(Stored records)
::::

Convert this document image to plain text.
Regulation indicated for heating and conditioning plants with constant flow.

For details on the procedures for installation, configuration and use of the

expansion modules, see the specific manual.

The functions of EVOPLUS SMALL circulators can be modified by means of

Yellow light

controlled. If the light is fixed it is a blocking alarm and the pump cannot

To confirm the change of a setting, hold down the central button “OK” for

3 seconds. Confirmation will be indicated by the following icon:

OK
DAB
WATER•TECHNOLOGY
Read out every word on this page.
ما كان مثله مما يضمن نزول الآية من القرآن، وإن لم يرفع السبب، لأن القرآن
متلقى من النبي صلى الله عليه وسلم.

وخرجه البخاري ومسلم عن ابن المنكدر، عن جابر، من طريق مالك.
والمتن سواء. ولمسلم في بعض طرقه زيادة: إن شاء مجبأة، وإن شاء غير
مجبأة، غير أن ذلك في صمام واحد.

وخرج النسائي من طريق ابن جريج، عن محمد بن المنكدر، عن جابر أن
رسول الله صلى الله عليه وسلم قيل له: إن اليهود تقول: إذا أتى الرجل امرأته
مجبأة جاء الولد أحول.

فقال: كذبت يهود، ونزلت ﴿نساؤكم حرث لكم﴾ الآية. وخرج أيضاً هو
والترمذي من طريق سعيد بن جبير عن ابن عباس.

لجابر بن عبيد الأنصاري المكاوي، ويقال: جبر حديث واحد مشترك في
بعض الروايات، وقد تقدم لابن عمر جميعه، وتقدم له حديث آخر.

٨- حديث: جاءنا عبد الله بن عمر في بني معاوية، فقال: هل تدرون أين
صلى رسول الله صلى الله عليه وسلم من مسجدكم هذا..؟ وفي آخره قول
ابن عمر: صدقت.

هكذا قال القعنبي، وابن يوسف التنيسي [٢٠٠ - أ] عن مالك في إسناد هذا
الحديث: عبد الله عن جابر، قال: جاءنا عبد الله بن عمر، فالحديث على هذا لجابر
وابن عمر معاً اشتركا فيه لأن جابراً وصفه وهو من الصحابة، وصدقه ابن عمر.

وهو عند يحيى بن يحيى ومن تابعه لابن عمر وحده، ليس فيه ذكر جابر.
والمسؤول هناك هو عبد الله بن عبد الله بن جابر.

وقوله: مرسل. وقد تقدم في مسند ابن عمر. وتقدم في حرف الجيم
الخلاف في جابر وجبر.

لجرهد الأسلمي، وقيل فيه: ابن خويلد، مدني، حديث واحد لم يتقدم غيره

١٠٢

::::

» What needs to be done:
Find every line in the records that contains the word "وابن"; copy those lines.

» Worked answer:
هكذا قال القعنبي، وابن يوسف التنيسي [٢٠٠ - أ] عن مالك في إسناد هذا
وابن عمر معاً اشتركا فيه لأن جابراً وصفه وهو من الصحابة، وصدقه ابن عمر.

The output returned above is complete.